(Dataset entries)
________

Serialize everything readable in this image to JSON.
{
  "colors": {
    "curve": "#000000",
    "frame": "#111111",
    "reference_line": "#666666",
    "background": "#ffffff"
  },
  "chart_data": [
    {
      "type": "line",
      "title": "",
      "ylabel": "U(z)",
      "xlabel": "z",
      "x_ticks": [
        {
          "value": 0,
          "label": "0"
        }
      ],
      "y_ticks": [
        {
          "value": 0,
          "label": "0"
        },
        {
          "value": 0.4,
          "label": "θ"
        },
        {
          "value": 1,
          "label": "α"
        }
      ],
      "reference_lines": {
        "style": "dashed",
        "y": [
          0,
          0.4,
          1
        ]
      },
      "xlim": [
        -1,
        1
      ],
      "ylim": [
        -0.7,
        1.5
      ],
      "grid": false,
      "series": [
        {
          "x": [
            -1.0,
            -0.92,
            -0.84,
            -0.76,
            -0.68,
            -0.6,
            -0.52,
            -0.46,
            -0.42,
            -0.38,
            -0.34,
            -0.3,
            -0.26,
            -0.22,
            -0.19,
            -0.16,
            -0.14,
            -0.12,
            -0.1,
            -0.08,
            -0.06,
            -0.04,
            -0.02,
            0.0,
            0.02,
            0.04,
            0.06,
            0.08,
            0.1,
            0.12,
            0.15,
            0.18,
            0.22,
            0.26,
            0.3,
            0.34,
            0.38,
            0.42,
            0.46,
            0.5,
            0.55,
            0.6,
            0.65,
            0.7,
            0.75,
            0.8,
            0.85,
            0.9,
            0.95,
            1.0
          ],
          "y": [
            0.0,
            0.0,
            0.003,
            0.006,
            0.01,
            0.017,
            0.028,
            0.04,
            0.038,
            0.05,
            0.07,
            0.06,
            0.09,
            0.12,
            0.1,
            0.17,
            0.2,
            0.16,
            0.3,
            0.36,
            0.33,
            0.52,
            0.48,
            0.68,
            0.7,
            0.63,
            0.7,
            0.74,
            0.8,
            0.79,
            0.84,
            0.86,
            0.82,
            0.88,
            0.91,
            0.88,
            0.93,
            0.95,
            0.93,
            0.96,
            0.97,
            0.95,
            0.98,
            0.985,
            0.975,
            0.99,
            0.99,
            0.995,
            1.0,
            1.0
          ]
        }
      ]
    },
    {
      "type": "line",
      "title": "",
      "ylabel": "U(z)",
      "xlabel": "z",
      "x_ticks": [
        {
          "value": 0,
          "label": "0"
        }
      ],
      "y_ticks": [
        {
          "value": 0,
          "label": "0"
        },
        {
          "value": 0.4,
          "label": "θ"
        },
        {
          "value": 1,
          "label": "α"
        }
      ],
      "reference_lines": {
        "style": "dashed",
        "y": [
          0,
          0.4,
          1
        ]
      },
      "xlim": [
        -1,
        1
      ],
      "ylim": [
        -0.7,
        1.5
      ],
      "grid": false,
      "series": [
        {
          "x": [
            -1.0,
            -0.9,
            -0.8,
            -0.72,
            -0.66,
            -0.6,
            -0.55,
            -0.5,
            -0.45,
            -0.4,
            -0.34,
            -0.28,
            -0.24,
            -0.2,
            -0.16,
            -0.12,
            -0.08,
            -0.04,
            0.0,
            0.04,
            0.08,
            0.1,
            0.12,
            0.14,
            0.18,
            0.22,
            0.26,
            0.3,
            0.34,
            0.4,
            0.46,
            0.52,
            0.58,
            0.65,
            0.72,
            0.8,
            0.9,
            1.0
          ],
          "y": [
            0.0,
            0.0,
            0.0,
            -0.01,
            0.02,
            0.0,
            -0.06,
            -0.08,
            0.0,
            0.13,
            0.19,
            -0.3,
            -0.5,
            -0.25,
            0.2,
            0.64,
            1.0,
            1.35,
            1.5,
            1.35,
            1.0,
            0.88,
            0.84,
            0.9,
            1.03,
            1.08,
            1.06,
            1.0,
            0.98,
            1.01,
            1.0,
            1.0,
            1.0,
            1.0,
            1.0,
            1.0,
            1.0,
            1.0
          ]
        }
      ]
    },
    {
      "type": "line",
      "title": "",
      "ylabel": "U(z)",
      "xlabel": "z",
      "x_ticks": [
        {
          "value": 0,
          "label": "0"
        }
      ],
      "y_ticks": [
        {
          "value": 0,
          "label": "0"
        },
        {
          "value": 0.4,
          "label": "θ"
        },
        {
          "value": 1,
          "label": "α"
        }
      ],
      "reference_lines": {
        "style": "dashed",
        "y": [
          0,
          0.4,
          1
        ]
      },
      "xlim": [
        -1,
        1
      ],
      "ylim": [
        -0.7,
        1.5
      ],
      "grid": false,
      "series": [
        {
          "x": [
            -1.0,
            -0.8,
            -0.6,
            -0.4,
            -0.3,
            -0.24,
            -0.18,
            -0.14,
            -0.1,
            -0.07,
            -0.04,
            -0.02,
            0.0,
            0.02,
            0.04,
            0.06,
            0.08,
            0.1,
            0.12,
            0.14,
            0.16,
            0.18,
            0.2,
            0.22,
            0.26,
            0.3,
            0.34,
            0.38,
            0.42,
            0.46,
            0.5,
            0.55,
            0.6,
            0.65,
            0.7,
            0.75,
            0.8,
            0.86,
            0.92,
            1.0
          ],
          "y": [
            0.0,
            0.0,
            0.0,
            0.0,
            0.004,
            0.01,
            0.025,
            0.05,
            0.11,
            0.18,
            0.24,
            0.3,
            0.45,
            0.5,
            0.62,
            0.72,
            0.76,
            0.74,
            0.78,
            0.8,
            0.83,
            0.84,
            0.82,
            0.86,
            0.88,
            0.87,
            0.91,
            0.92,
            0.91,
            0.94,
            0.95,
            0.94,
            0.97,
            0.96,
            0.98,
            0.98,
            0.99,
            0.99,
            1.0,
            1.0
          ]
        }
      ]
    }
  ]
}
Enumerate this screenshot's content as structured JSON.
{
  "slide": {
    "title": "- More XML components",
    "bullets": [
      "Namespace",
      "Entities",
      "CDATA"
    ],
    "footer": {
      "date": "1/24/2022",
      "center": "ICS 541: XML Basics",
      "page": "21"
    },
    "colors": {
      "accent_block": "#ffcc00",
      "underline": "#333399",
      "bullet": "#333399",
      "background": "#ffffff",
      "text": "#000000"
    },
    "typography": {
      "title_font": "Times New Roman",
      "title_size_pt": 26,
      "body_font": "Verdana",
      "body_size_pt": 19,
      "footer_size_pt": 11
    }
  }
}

________

• INSTRUCTION: In the entries above, find the line containing "Enumerate this screenshot's". Set down that line and every line after it through the last one, exactly and alone.

• THE RESPONSE:
Enumerate this screenshot's content as structured JSON.
{
  "slide": {
    "title": "- More XML components",
    "bullets": [
      "Namespace",
      "Entities",
      "CDATA"
    ],
    "footer": {
      "date": "1/24/2022",
      "center": "ICS 541: XML Basics",
      "page": "21"
    },
    "colors": {
      "accent_block": "#ffcc00",
      "underline": "#333399",
      "bullet": "#333399",
      "background": "#ffffff",
      "text": "#000000"
    },
    "typography": {
      "title_font": "Times New Roman",
      "title_size_pt": 26,
      "body_font": "Verdana",
      "body_size_pt": 19,
      "footer_size_pt": 11
    }
  }
}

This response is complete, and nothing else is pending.